##### WORKING DATA

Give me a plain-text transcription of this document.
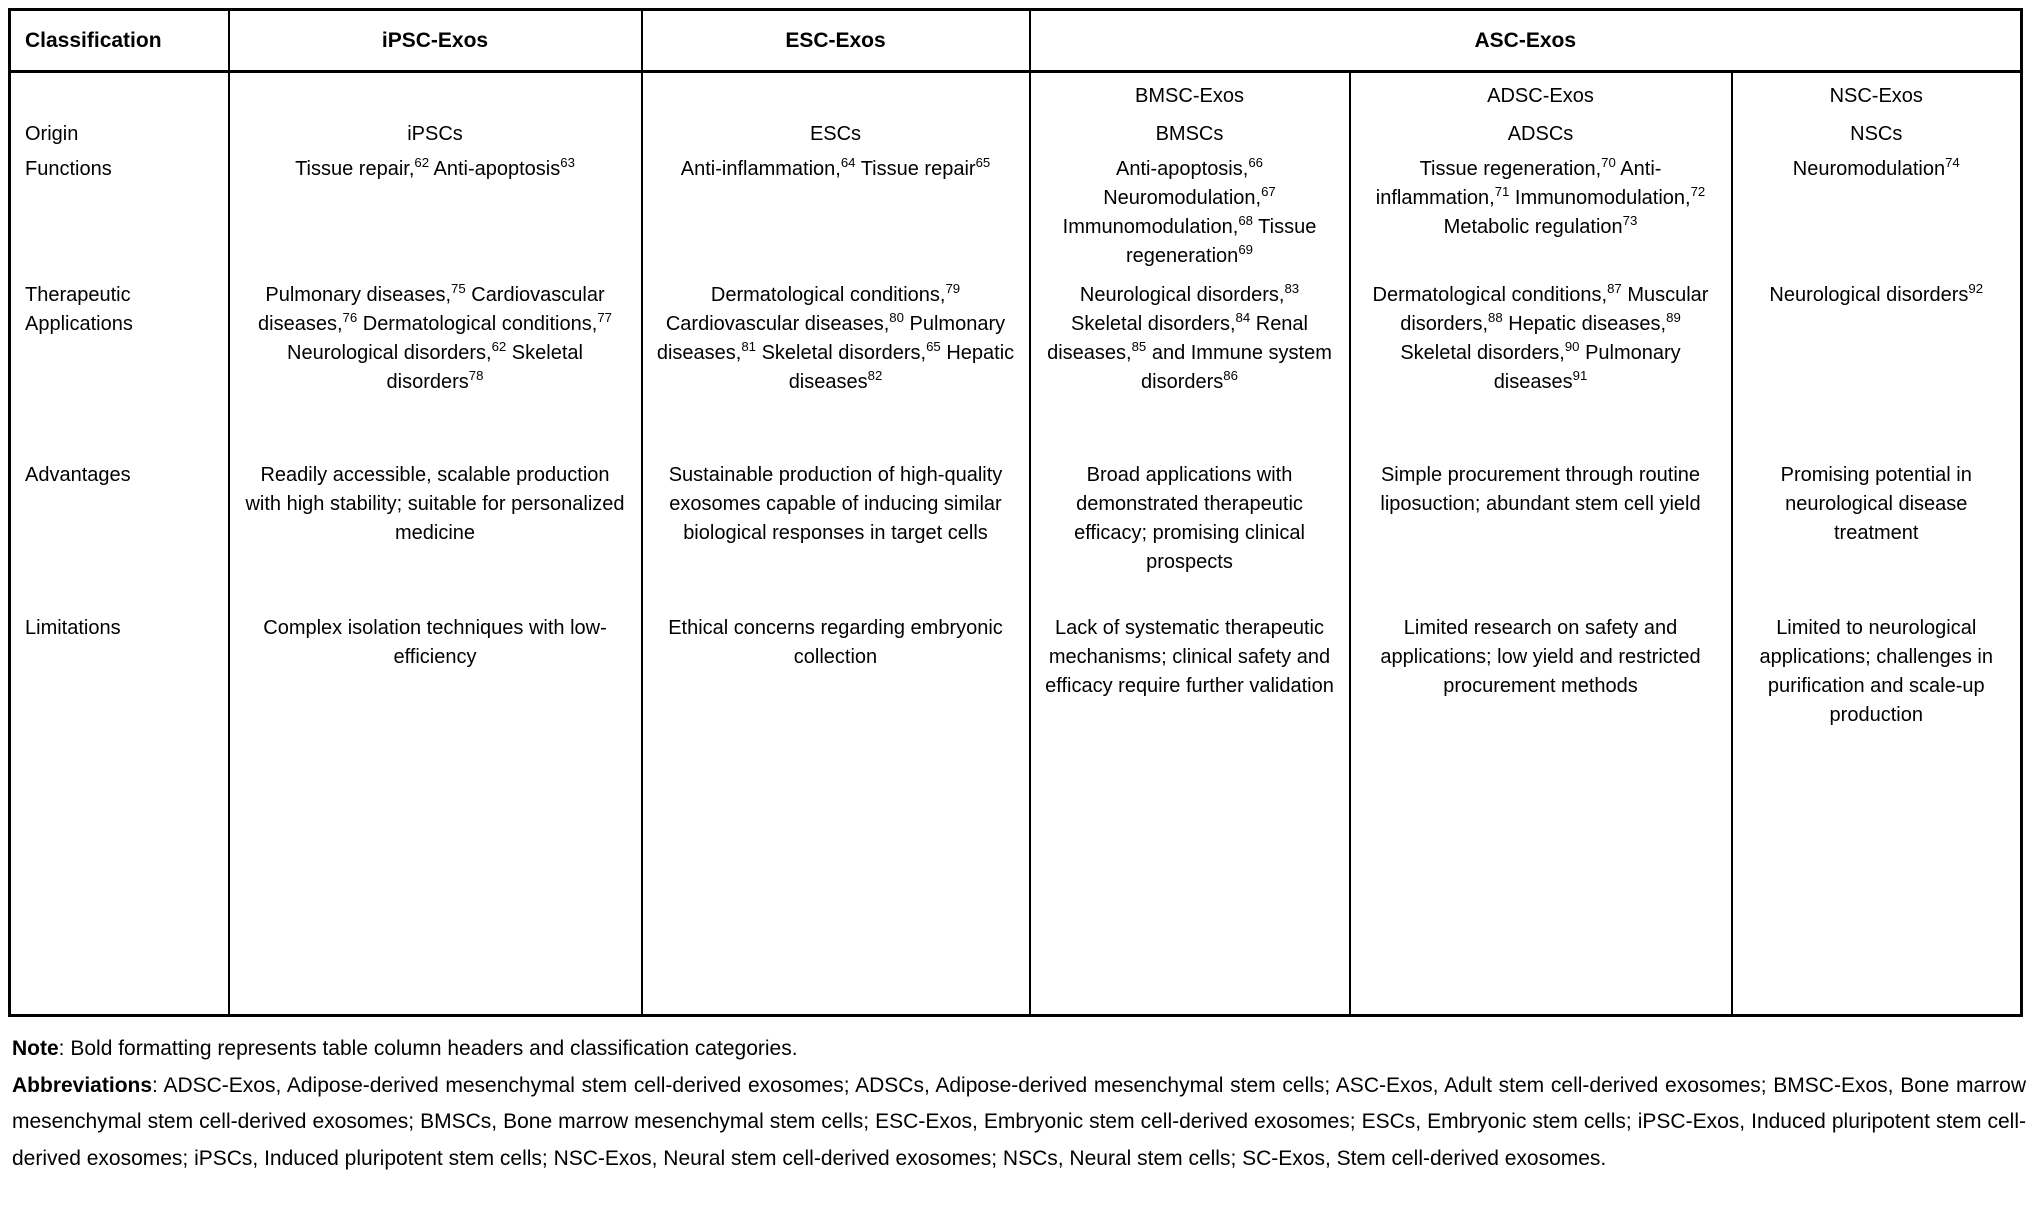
Classification	iPSC-Exos	ESC-Exos	ASC-Exos		
			BMSC-Exos	ADSC-Exos	NSC-Exos
Origin	iPSCs	ESCs	BMSCs	ADSCs	NSCs
Functions	Tissue repair,$^{62}$ Anti-apoptosis$^{63}$	Anti-inflammation,$^{64}$ Tissue repair$^{65}$	Anti-apoptosis,$^{66}$ Neuromodulation,$^{67}$ Immunomodulation,$^{68}$ Tissue regeneration$^{69}$	Tissue regeneration,$^{70}$ Anti-inflammation,$^{71}$ Immunomodulation,$^{72}$ Metabolic regulation$^{73}$	Neuromodulation$^{74}$
Therapeutic Applications	Pulmonary diseases,$^{75}$ Cardiovascular diseases,$^{76}$ Dermatological conditions,$^{77}$ Neurological disorders,$^{62}$ Skeletal disorders$^{78}$	Dermatological conditions,$^{79}$ Cardiovascular diseases,$^{80}$ Pulmonary diseases,$^{81}$ Skeletal disorders,$^{65}$ Hepatic diseases$^{82}$	Neurological disorders,$^{83}$ Skeletal disorders,$^{84}$ Renal diseases,$^{85}$ and Immune system disorders$^{86}$	Dermatological conditions,$^{87}$ Muscular disorders,$^{88}$ Hepatic diseases,$^{89}$ Skeletal disorders,$^{90}$ Pulmonary diseases$^{91}$	Neurological disorders$^{92}$
Advantages	Readily accessible, scalable production with high stability; suitable for personalized medicine	Sustainable production of high-quality exosomes capable of inducing similar biological responses in target cells	Broad applications with demonstrated therapeutic efficacy; promising clinical prospects	Simple procurement through routine liposuction; abundant stem cell yield	Promising potential in neurological disease treatment
Limitations	Complex isolation techniques with low-efficiency	Ethical concerns regarding embryonic collection	Lack of systematic therapeutic mechanisms; clinical safety and efficacy require further validation	Limited research on safety and applications; low yield and restricted procurement methods	Limited to neurological applications; challenges in purification and scale-up production

Note: Bold formatting represents table column headers and classification categories.

Abbreviations: ADSC-Exos, Adipose-derived mesenchymal stem cell-derived exosomes; ADSCs, Adipose-derived mesenchymal stem cells; ASC-Exos, Adult stem cell-derived exosomes; BMSC-Exos, Bone marrow mesenchymal stem cell-derived exosomes; BMSCs, Bone marrow mesenchymal stem cells; ESC-Exos, Embryonic stem cell-derived exosomes; ESCs, Embryonic stem cells; iPSC-Exos, Induced pluripotent stem cell-derived exosomes; iPSCs, Induced pluripotent stem cells; NSC-Exos, Neural stem cell-derived exosomes; NSCs, Neural stem cells; SC-Exos, Stem cell-derived exosomes.
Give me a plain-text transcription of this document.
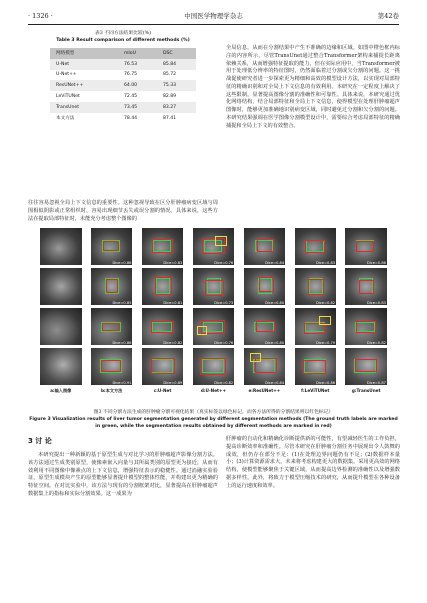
· 1326 ·	中国医学物理学杂志	第42卷
表3 不同方法结果比较(%)
Table 3 Result comparison of different methods (%)
网络模型	mIoU	DSC
U-Net	76.53	85.84
U-Net++	76.75	85.72
ResUNet++	64.00	75.33
LeViTUNet	72.45	82.89
TransUnet	73.45	83.27
本文方法	78.44	87.41

往往容易忽视全局上下文信息的重要性。这种忽视导致在区分肝肿瘤病变区域与周围相似阴影或正常组织时，容易出现细节丢失或误分割的情况。具体来说，这些方法在提取局部特征时，未能充分考虑整个图像的

全局信息，从而在分割结果中产生不准确的边缘和区域。如图中橙色框内标注的内容所示，尽管TransUnet通过整合Transformer架构来捕捉长距离依赖关系，从而增强特征提取的能力，但在实际应用中，当Transformer被用于处理低分辨率的特征图时，仍然面临着过分割或欠分割的问题。这一挑战促使研究者进一步探索更为精细和高效的模型设计方法，以实现对局部特征的精确识别和对全局上下文信息的有效利用。本研究在一定程度上解决了这些限制，显著提高图像分割的准确性和可靠性。具体来说，本研究通过优化网络结构，结合局部特征和全局上下文信息，使得模型在处理肝肿瘤超声图像时，能够更加准确地识别病变区域，同时避免过分割和欠分割的问题。本研究结果强调在医学图像分割模型设计中，需要综合考虑局部特征的精确捕捉和全局上下文的有效整合。

Dice=0.86	Dice=0.83	Dice=0.76	Dice=0.84	Dice=0.83	Dice=0.86
Dice=0.85	Dice=0.81	Dice=0.73	Dice=0.80	Dice=0.82	Dice=0.83
Dice=0.86	Dice=0.82	Dice=0.76	Dice=0.80	Dice=0.79	Dice=0.82
Dice=0.91	Dice=0.89	Dice=0.82	Dice=0.84	Dice=0.86	Dice=0.87
a:输入图像	b:本文方法	c:U-Net	d:U-Net++	e:ResUNet++	f:LeViTUNet	g:TransUnet
图3 不同分割方法生成的肝肿瘤分割可视化结果（真实标签以绿色标记，而各方法所得的分割结果则以红色标记）
Figure 3 Visualization results of liver tumor segmentation generated by different segmentation methods (The ground truth labels are marked in green, while the segmentation results obtained by different methods are marked in red)
3 讨 论

本研究提出一种新颖的基于原型生成与对比学习的肝肿瘤超声影像分割方法。该方法通过生成类别原型，使像素嵌入向量与其所属类别的原型更为接近，从而有效利用不同图像中像素点的上下文信息，增强特征表示的稳健性。通过消融实验验证，原型生成模块产生的原型能够显著提升模型的整体性能，并构建出更为精确的特征空间。在对比实验中，该方法与现有的分割框架对比，显著提高在肝肿瘤超声数据集上的指标和实际分割效果。这一成果为

肝肿瘤的自动化和精确化诊断提供新的可能性，有望减轻医生的工作负担，提高诊断效率和准确性。尽管本研究在肝肿瘤分割任务中展现出令人鼓舞的成效，但仍存在部分不足：(1)在处理边界问题仍有不足；(2)数据样本量小；(3)计算资源需求大。未来将考虑构建更大的数据集，采用更高效的网络结构，使模型能够聚焦于关键区域，从而提高边界检测的准确性以及增强数据多样性。此外，将致力于模型压缩技术的研究，从而提升模型在各种设备上的运行速度和效率。
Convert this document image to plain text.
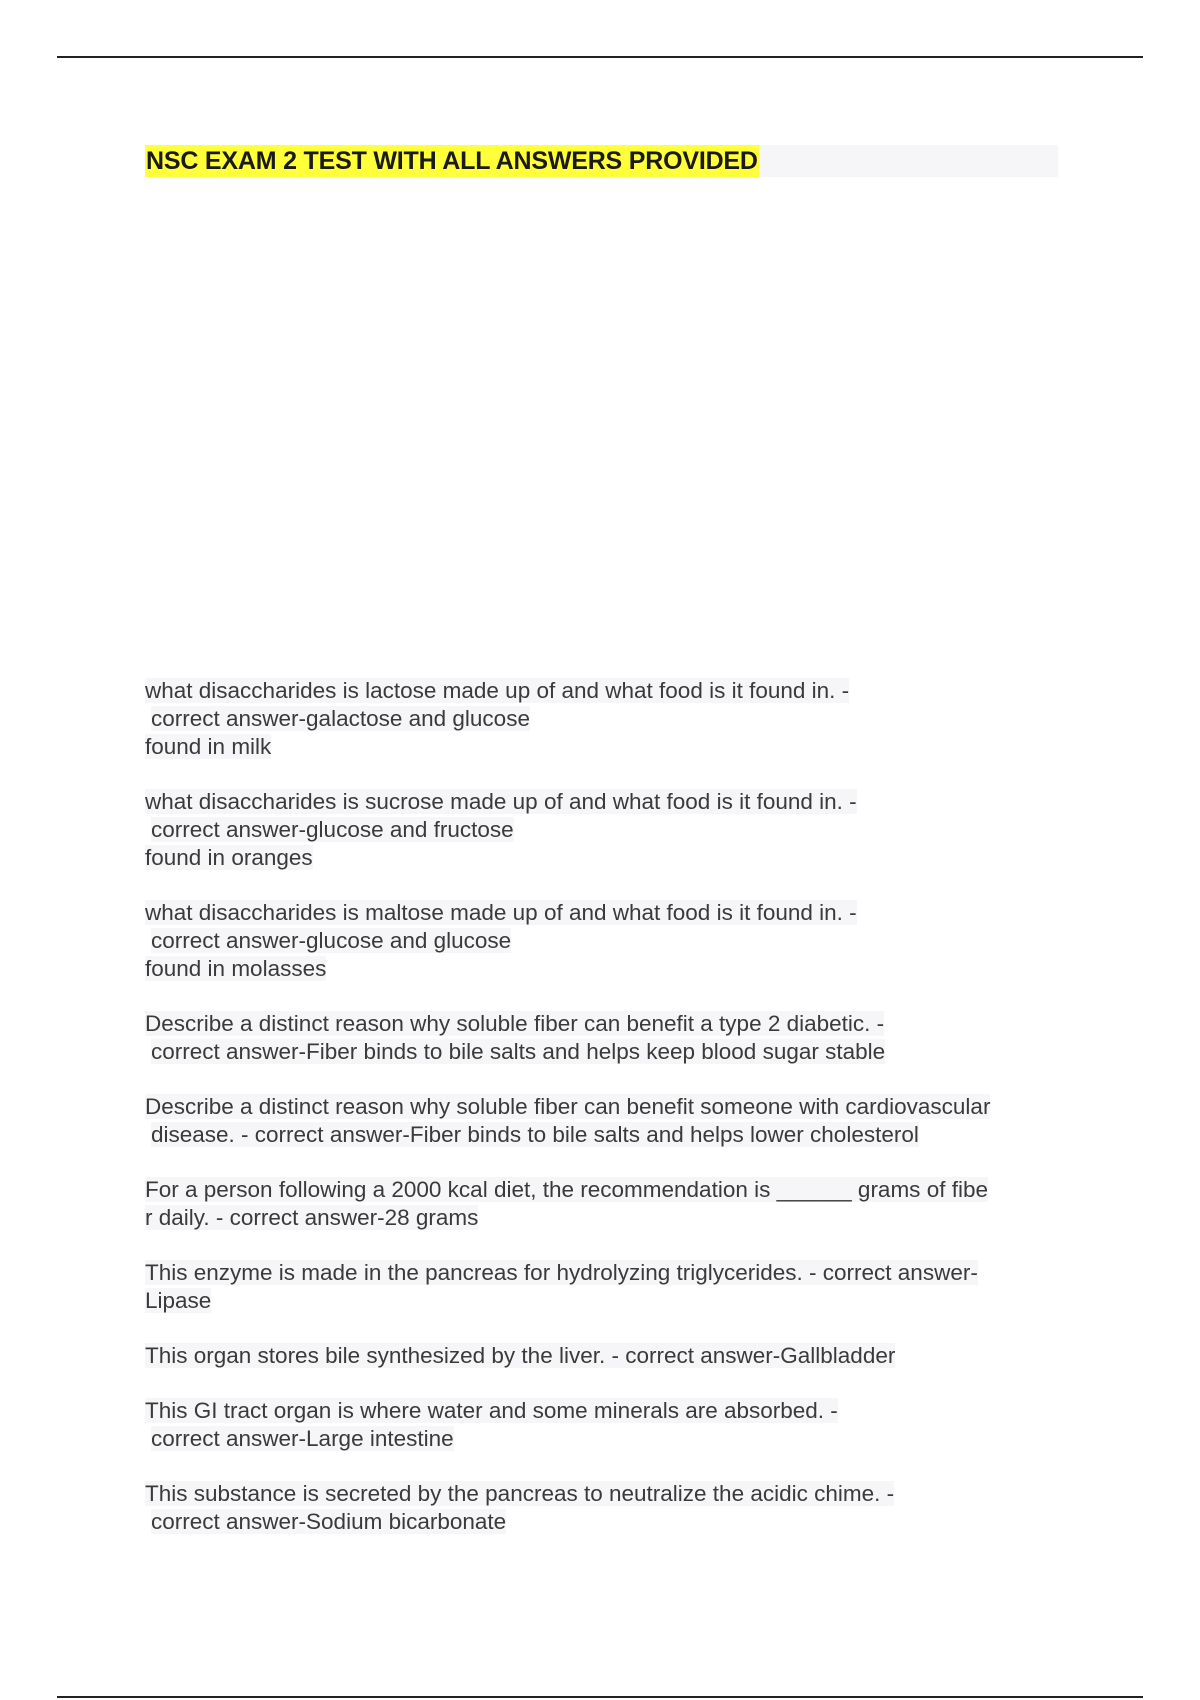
NSC EXAM 2 TEST WITH ALL ANSWERS PROVIDED
what disaccharides is lactose made up of and what food is it found in. -
correct answer-galactose and glucose
found in milk
what disaccharides is sucrose made up of and what food is it found in. -
correct answer-glucose and fructose
found in oranges
what disaccharides is maltose made up of and what food is it found in. -
correct answer-glucose and glucose
found in molasses
Describe a distinct reason why soluble fiber can benefit a type 2 diabetic. -
correct answer-Fiber binds to bile salts and helps keep blood sugar stable
Describe a distinct reason why soluble fiber can benefit someone with cardiovascular
disease. - correct answer-Fiber binds to bile salts and helps lower cholesterol
For a person following a 2000 kcal diet, the recommendation is ______ grams of fibe
r daily. - correct answer-28 grams
This enzyme is made in the pancreas for hydrolyzing triglycerides. - correct answer-
Lipase
This organ stores bile synthesized by the liver. - correct answer-Gallbladder
This GI tract organ is where water and some minerals are absorbed. -
correct answer-Large intestine
This substance is secreted by the pancreas to neutralize the acidic chime. -
correct answer-Sodium bicarbonate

##########

> THE PROBLEM: Locate the word "ResUNet" in the records and collect each line it appears in.

> ANSWER TO THE PROBLEM:
ResUNet++	64.00	75.33
a:输入图像	b:本文方法	c:U-Net	d:U-Net++	e:ResUNet++	f:LeViTUNet	g:TransUnet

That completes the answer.